Instructions ->
a) In the description of Kalidasa's play, what does Dushyanta give Shakuntala before he returns to his capital?
b) Extend the description of Kalidasa and his play past its last sentence.

Document section ->
# # # # #
Kalidasa s most famous play refashions an episode from the Mahabharata, magnificently dramatizing the love story of Shakuntala, a girl of semi-divine origin, and Dushyanta, a noble human king. After their brief and passionate but secret union at her father s forest ashram, Dushyanta must return to his capital. He gives Shakuntala his signet ring, promising to make her his queen when she joins him later. But, placed unawares under a curse, he forgets her and she loses the ring that would have enabled him to recognize her. Will the lovers be reunited? The world s first full-length play centred on a comprehensive love story, The Recognition of Shakuntala is an undisputed classic of the ancient period. Vinay Dharwadker s sparkling new translation is the definitive poetic rendering of this romantic-heroic comedy for the twenty-first century stage. His absorbing commentary and notes give contemporary readers an unparalleled opportunity to savour the riches of a timeless text.
ABOUT THE AUTHOR Kalidasa
Kalidasa is one of the greatest classical Sanskrit poets and dramatists of ancient India, but very little is known about his life and time. The writings of Kalidasa reveal that he was a pious Brahmana of Ujjain, and had acquired a knowledge of the various branches of Brahmanical learning. His versatile genius, his acquaintance with court etiquette, his shrewdness, his modesty, not without a due sense of self-respect, and his poetic talent are very well reflected in all his works, which are: Malavikagnimitra, Vikramorvasiya, Abhijnana-Sakuntala (dramas) and poems like Raghuvamsa, Kumarasambhava and Meghaduta. Both in drama and poetry, Kalidasa stands not only unsurpassed but even unrivalled.
# # # # #
Extracted entries ->
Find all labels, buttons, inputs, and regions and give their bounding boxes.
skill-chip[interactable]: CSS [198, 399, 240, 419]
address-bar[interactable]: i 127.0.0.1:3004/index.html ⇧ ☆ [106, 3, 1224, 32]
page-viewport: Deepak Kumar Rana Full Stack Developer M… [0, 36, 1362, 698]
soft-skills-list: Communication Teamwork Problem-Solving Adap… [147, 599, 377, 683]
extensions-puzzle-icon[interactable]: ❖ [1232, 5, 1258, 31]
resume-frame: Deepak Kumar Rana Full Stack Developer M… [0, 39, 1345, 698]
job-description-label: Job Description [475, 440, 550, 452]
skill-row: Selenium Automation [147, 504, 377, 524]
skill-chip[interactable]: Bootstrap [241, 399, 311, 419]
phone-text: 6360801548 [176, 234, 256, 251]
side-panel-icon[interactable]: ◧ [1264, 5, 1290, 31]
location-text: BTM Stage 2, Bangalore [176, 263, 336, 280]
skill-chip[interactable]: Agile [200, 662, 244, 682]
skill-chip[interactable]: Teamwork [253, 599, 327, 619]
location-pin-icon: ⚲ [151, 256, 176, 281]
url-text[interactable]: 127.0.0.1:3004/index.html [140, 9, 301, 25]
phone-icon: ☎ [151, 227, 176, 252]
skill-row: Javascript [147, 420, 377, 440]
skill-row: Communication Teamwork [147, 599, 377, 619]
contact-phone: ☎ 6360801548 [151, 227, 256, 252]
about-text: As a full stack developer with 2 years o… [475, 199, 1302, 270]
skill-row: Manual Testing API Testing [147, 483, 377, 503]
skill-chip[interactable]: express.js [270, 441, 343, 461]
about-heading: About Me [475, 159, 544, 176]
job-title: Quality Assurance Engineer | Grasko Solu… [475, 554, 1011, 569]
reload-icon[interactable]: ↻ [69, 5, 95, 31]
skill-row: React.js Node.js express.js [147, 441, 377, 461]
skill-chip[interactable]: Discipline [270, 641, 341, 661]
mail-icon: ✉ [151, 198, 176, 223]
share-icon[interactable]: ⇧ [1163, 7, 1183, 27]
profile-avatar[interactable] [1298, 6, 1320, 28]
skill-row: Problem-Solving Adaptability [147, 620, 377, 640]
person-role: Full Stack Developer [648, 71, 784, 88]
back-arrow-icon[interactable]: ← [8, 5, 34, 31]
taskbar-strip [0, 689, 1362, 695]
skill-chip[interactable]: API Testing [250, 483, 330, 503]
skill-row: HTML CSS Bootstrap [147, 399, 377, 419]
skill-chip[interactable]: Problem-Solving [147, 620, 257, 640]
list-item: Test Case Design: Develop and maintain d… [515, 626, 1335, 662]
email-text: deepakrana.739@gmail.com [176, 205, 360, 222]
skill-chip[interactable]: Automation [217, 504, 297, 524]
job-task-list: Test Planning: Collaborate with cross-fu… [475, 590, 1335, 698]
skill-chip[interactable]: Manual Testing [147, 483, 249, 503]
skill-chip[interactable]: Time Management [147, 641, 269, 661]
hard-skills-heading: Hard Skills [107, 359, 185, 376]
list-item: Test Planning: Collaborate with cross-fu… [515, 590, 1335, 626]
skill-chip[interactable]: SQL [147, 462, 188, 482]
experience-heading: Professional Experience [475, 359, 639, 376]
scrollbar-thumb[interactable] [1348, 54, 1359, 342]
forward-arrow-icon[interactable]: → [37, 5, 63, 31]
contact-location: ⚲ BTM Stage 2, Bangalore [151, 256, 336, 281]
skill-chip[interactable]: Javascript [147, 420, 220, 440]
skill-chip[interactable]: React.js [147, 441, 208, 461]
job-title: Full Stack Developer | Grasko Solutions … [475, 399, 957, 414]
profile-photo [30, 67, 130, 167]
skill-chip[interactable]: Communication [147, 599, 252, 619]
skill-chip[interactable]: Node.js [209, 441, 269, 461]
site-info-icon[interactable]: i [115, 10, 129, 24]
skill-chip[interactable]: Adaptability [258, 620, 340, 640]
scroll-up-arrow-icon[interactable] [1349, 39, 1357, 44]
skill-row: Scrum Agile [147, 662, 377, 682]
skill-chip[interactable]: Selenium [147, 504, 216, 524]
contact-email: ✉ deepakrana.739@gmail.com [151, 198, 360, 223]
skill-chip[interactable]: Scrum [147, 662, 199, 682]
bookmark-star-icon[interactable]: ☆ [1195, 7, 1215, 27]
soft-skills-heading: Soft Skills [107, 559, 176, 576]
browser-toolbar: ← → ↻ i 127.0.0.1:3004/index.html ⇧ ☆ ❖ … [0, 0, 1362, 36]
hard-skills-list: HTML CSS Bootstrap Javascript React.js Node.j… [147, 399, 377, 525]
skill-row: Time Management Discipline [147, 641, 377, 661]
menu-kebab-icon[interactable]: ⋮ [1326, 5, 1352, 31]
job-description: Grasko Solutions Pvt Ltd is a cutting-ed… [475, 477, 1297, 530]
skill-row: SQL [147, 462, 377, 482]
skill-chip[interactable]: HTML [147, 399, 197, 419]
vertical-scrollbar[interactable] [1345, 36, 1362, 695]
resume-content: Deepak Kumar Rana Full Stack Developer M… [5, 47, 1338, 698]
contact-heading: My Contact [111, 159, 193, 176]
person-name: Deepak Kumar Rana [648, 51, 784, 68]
# # # # #
Numbered responses ->
a) His signet ring.

b)
ABOUT THE AUTHOR Vinay Dharwadker
Vinay Dharwadker was born in Pune in 1954, and was educated at St. Stephen’s College, Delhi University, and the University of Chicago. He is the author of a book of poems, Sunday at the Lodi Gardens (1994), and an editor of The Oxford Anthology of Modern Indian Poetry (1994), a co-editor of The Collected Poems of A.K. Ramanujan (1995), and the general editor of The Collected Essays of A.K. Ramanujan (1999). His other edited books include Cosmopolitan Geographies: New Locations in Literature and Culture (2001). He has published translations of modern Hindi, Marathi, Urdu and Punjabi poetry, as well as essays on literary theory, translation studies and Indian English literature. He teaches Indian languages and literatures at the University of Wisconsin-Madison, where he also serves as the Director of the Centre for South Asia.